Testo scelto:
▶

La versione di De Mita nel libro sulle Aree Interne

“Io sono nato e cresciuto in questo pezzo di territorio, e quando ho accettato la candidatura a sindaco avevo l’illusione di farlo crescere ancora. L’attaccamento all’Alta Irpinia è stata una fortuna: questo mi ha permesso di non perdere mai la consapevolezza della realtà quotidiana dei più, in questa terra e dovunque nel Paese”. A parlare è Ciriaco De Mita, sindaco di Nusco e presidente della Città dell’Alta Irpinia, il soggetto nato all’interno della sperimentazione della Strategia nazionale Aree Interne in provincia di Avellino.

◀

Raccolta di righe:
▶

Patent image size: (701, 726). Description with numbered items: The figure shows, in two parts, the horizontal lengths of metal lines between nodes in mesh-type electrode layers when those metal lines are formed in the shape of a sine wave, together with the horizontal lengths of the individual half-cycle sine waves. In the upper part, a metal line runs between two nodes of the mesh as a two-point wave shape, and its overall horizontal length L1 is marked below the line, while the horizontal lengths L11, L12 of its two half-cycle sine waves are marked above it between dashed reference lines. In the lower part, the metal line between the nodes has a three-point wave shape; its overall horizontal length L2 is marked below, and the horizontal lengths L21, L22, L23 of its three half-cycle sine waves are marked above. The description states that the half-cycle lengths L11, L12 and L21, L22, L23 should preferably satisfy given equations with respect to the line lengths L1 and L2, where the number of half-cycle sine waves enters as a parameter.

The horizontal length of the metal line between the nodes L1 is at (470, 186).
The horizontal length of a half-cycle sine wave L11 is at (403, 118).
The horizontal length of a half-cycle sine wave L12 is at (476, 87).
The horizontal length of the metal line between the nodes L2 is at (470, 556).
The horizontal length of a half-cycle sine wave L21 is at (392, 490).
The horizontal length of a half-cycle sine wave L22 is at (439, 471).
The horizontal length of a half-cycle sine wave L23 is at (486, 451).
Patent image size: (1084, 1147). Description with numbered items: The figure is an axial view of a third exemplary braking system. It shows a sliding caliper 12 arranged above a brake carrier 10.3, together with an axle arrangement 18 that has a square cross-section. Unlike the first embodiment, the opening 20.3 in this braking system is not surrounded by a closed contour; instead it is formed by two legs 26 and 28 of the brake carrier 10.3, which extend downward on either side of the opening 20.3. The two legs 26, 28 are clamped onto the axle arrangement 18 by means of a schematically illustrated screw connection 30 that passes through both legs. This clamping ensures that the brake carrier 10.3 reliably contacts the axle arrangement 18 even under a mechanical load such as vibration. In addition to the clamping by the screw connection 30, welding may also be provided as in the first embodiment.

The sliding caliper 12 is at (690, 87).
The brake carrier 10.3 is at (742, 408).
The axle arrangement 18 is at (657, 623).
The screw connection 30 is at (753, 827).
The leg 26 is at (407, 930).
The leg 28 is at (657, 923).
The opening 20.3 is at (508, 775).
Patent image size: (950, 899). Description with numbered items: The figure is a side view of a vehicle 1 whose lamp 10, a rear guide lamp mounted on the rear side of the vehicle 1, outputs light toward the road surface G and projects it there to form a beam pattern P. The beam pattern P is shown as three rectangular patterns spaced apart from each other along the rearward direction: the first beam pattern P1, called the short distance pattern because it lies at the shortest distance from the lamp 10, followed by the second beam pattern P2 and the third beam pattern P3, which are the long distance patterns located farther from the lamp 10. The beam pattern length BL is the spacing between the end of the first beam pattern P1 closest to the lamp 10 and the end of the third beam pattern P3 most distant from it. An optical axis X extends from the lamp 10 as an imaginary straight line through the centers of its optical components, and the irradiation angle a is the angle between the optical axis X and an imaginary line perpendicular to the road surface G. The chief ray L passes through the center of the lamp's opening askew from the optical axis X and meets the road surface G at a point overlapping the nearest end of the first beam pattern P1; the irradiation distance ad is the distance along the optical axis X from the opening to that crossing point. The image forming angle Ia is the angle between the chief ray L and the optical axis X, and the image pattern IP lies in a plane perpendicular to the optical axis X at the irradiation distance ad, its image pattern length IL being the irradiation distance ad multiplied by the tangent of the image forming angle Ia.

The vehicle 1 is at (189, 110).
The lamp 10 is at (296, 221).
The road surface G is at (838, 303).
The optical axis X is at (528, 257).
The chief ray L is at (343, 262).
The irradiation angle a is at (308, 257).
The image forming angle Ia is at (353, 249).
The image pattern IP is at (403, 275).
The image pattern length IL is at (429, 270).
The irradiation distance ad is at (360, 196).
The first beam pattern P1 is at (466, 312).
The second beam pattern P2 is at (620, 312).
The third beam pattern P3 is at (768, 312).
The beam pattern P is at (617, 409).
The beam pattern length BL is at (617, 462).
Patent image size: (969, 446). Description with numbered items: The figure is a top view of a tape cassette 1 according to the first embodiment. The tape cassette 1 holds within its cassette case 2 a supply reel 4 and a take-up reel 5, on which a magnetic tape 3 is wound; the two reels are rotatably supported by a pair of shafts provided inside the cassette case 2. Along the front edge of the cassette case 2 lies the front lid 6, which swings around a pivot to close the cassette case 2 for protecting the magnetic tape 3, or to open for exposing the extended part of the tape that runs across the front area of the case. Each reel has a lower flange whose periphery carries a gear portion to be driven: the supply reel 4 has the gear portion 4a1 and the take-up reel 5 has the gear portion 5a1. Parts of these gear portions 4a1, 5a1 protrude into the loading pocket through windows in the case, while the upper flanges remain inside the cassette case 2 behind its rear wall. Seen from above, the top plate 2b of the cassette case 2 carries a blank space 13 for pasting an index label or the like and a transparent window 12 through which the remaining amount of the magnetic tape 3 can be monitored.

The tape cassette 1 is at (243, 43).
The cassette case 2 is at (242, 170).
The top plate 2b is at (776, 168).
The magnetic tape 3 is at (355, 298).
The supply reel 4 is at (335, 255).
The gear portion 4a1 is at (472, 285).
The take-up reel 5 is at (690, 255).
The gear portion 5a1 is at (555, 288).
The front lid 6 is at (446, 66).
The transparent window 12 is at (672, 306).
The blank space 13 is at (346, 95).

◀
▶

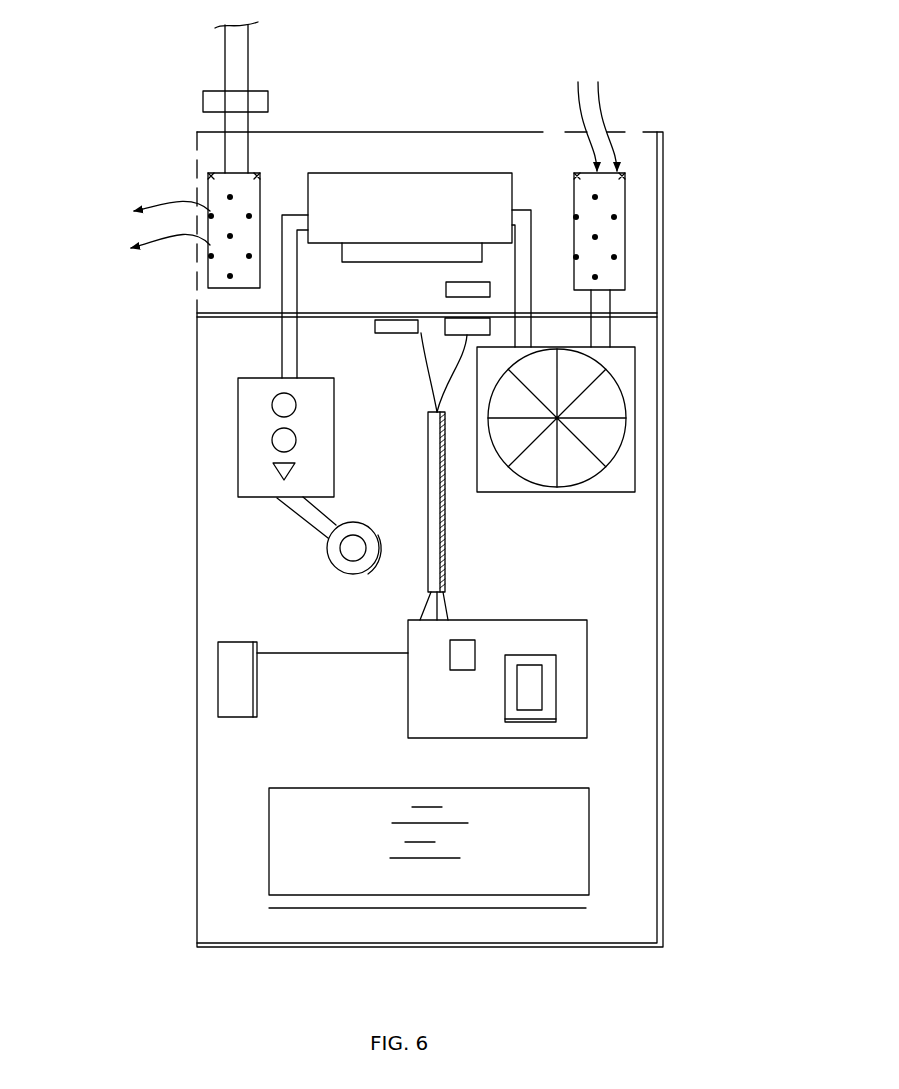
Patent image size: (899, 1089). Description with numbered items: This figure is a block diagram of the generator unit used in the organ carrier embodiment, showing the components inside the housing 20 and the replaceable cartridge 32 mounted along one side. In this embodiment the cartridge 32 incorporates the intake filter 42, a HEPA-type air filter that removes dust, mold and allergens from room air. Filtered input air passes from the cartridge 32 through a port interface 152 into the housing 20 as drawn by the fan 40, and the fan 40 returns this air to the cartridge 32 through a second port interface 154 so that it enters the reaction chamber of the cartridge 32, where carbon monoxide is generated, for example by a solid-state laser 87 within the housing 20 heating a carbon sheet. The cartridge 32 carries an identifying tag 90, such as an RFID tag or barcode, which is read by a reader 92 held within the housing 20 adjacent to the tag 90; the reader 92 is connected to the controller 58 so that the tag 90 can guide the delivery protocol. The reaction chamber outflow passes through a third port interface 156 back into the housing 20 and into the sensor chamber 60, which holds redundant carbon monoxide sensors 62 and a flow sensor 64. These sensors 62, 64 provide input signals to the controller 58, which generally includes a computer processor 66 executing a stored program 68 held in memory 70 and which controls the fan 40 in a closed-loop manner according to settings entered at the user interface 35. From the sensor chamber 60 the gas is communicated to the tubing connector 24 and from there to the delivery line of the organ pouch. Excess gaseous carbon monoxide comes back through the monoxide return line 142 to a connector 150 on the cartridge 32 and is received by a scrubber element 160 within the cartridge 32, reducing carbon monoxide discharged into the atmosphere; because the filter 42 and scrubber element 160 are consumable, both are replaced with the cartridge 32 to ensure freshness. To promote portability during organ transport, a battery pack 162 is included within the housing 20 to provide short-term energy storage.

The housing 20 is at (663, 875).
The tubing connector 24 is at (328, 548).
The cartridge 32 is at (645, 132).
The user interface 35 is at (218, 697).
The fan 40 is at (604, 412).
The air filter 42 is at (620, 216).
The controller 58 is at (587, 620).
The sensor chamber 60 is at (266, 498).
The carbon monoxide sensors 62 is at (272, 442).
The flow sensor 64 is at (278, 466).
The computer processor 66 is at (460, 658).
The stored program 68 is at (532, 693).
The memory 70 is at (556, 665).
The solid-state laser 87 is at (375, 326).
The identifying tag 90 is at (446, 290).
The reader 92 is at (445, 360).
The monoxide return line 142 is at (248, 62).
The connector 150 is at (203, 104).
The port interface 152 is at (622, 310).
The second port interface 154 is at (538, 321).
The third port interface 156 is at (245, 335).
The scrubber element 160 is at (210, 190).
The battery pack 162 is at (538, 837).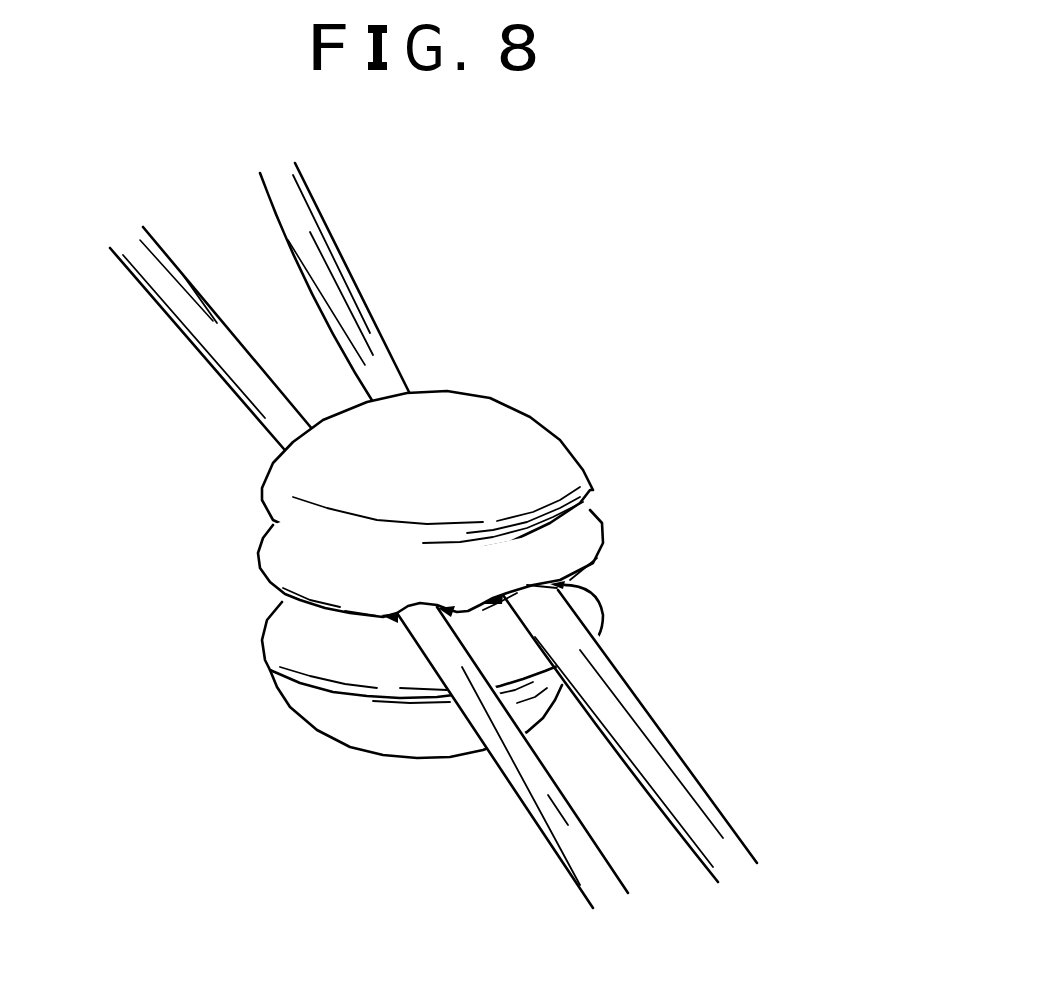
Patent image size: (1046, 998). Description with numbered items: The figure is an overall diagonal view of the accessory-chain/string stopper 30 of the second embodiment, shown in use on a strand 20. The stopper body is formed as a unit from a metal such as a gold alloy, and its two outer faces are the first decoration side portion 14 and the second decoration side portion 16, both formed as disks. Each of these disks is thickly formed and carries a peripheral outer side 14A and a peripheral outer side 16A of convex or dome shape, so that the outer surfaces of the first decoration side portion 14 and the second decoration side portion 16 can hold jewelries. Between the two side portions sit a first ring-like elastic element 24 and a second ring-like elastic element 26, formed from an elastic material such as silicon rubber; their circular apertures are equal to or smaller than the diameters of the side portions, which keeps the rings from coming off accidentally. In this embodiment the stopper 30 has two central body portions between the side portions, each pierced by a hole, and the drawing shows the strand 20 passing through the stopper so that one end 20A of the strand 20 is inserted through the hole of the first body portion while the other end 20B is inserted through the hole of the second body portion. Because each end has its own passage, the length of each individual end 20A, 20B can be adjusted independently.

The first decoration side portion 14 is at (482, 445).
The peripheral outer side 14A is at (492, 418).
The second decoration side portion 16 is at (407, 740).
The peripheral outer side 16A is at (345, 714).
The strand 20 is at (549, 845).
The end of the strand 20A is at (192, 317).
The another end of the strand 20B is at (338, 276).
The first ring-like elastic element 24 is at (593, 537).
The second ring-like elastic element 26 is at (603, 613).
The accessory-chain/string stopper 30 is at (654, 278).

◀
▶

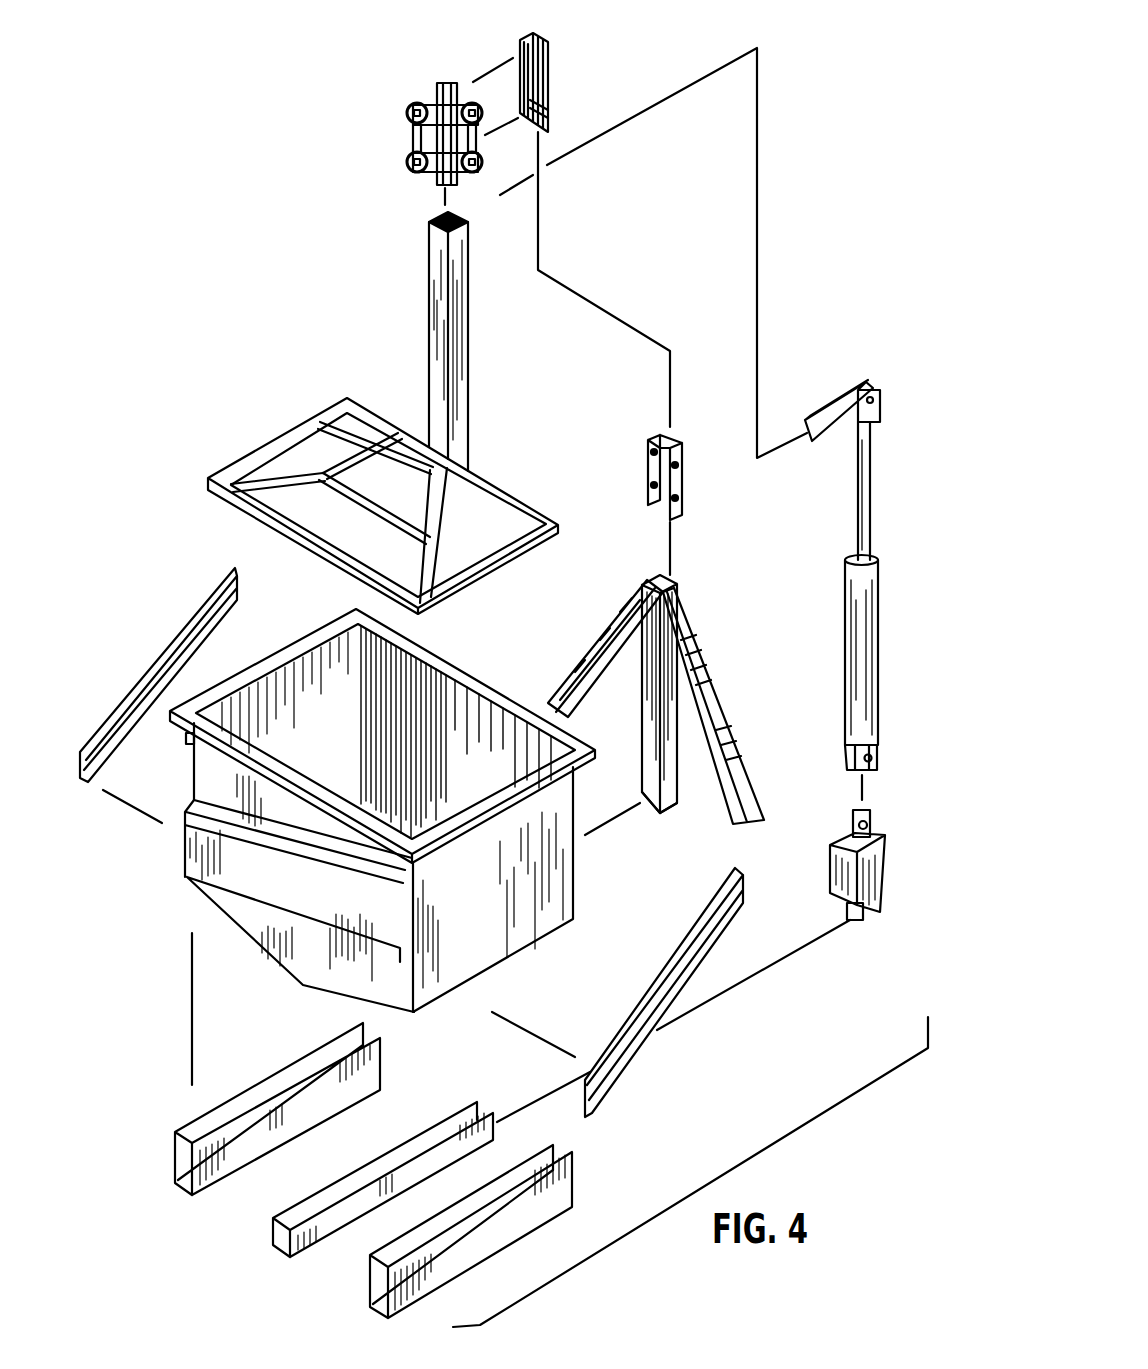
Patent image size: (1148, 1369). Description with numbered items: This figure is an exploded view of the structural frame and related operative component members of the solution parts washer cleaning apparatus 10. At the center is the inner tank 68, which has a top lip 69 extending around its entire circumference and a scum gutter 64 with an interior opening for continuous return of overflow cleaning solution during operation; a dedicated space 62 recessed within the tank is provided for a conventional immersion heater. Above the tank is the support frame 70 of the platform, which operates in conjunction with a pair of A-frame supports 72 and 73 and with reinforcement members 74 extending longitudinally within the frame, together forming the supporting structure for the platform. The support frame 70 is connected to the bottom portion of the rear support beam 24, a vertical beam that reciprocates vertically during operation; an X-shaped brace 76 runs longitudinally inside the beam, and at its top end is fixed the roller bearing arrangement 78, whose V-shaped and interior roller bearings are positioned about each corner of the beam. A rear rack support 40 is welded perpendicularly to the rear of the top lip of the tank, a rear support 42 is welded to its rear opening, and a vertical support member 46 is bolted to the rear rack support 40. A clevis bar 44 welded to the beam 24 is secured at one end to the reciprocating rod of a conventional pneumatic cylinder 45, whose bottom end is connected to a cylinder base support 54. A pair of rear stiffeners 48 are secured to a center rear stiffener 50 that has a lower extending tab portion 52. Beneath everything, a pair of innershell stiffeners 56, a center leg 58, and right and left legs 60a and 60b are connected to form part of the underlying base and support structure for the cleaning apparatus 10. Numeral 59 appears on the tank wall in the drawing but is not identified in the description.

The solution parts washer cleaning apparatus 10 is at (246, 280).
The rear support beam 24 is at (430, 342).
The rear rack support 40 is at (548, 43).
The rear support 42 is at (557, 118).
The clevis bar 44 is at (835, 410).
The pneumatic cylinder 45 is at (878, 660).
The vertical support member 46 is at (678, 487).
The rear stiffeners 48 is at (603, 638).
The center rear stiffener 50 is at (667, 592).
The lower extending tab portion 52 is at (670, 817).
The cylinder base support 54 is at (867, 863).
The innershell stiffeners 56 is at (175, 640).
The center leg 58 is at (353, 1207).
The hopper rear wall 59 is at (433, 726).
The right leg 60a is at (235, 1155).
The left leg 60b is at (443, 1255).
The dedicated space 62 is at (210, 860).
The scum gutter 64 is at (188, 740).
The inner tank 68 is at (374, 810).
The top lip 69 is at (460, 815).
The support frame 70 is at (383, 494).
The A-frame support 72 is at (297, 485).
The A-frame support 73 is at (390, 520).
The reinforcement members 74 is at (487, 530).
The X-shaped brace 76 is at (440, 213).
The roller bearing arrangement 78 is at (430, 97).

◀

I compiti:
1. Secondo il testo su De Mita, perché il suo attaccamento all'Alta Irpinia è stato una fortuna?
2. Quali nomi propri di luoghi geografici compaiono nel testo su De Mita, senza contare i nomi di enti?
3. Trascrivi parola per parola dal testo su De Mita tutto ciò che va da "La versione di" giù fino a "provincia di Avellino.".

Soluzioni dei compiti:
1. Perché gli ha permesso di non perdere mai la consapevolezza della realtà quotidiana dei più, in quella terra e dovunque nel Paese.

2.
- Alta Irpinia
- Nusco
- Avellino

3.
La versione di De Mita nel libro sulle Aree Interne

“Io sono nato e cresciuto in questo pezzo di territorio, e quando ho accettato la candidatura a sindaco avevo l’illusione di farlo crescere ancora. L’attaccamento all’Alta Irpinia è stata una fortuna: questo mi ha permesso di non perdere mai la consapevolezza della realtà quotidiana dei più, in questa terra e dovunque nel Paese”. A parlare è Ciriaco De Mita, sindaco di Nusco e presidente della Città dell’Alta Irpinia, il soggetto nato all’interno della sperimentazione della Strategia nazionale Aree Interne in provincia di Avellino.